▶ **Goal**
List all lines of the data that include the string "Jamón".

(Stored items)
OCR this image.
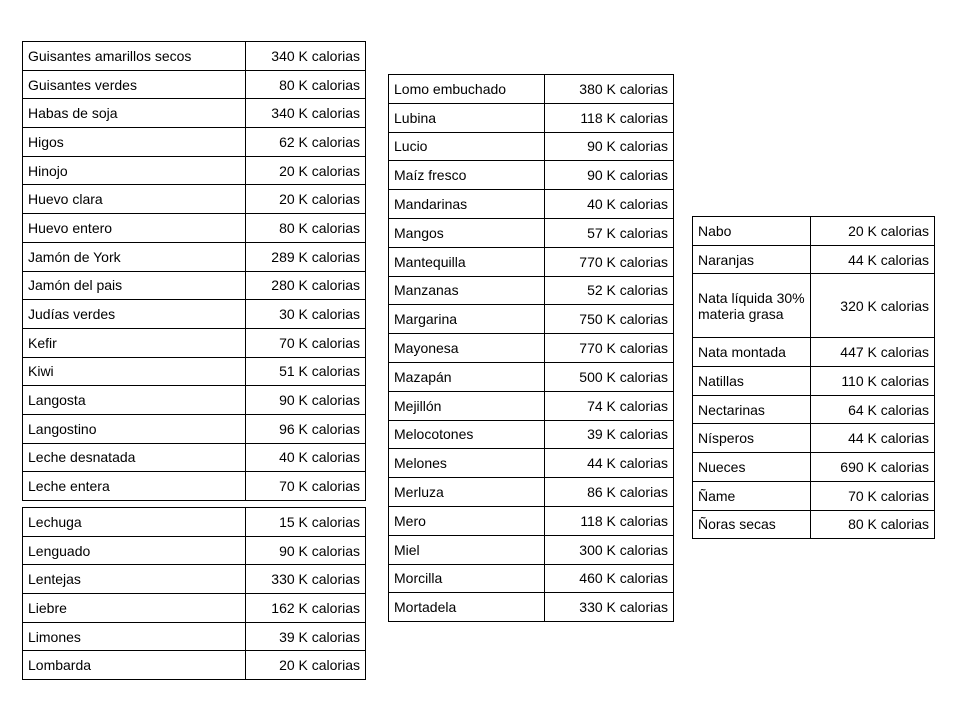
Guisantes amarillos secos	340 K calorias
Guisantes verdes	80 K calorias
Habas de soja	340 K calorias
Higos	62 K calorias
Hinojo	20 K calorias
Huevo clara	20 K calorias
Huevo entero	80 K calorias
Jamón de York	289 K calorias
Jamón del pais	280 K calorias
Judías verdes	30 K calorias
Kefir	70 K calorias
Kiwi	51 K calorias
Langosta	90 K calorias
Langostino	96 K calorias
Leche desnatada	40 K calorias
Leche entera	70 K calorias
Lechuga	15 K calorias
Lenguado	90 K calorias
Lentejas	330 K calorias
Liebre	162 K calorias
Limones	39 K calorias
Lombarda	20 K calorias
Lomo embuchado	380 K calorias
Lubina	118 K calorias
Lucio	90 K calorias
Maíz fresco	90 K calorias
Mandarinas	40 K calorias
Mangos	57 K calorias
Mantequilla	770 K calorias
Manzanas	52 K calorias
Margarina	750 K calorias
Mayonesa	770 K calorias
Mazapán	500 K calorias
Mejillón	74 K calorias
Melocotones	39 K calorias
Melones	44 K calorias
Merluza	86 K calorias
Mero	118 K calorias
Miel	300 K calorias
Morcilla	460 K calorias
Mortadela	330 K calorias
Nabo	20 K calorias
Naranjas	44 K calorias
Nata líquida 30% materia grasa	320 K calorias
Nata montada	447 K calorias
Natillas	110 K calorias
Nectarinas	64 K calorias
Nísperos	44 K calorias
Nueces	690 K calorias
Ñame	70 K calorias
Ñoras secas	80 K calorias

...

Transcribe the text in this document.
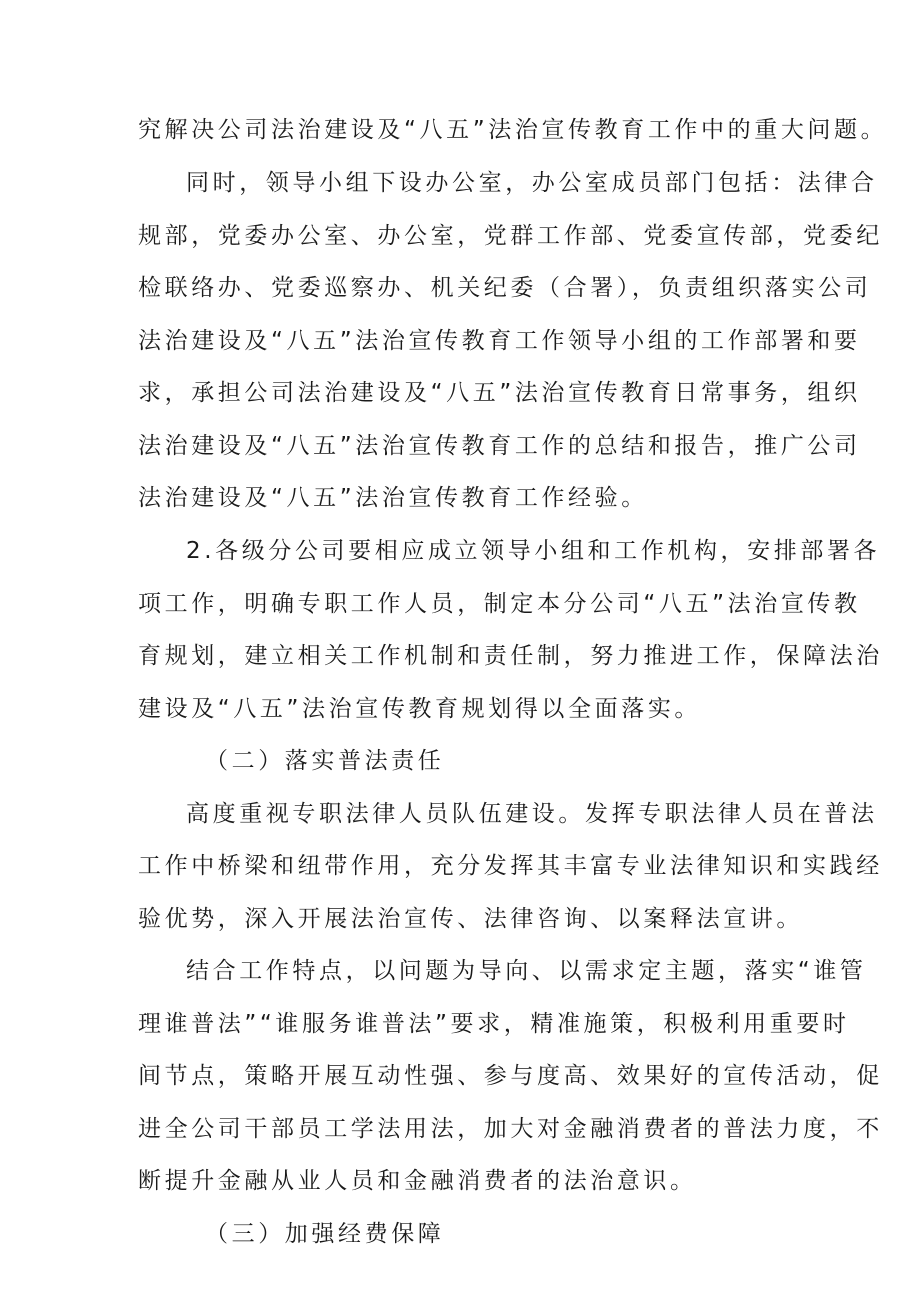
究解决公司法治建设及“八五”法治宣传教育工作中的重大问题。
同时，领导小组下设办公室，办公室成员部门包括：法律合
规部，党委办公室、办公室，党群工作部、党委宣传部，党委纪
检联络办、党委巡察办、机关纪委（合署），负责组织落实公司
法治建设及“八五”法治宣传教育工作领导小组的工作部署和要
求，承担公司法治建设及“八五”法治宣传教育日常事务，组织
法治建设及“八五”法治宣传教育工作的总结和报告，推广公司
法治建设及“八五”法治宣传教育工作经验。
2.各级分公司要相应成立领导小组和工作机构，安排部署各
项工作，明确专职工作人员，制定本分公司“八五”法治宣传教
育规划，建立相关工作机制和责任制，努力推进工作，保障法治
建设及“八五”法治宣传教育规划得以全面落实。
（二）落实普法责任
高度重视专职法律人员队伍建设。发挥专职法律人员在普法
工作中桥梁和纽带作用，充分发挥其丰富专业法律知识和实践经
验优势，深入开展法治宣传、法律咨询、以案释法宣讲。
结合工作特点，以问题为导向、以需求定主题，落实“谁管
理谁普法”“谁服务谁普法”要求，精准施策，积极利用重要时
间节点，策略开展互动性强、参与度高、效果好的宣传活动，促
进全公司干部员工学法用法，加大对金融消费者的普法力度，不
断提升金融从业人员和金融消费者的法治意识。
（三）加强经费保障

...

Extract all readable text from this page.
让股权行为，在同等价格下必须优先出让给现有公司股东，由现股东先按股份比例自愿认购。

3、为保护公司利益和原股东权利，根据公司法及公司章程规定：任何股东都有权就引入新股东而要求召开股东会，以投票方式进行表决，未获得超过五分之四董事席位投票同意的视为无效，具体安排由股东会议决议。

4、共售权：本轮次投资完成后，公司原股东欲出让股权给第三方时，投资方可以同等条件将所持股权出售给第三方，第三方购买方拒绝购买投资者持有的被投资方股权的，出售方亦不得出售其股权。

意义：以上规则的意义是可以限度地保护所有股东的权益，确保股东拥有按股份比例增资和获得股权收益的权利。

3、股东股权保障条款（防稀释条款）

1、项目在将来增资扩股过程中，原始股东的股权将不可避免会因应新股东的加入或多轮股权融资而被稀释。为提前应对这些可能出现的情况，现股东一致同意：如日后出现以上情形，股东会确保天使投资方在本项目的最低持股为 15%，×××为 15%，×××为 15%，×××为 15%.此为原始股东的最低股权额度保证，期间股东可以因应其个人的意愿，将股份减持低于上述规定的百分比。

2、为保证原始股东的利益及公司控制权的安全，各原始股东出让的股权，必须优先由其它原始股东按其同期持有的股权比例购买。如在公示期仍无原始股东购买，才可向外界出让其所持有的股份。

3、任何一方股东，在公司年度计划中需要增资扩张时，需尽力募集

▶ **Result**
Jamón de York	289 K calorias
Jamón del pais	280 K calorias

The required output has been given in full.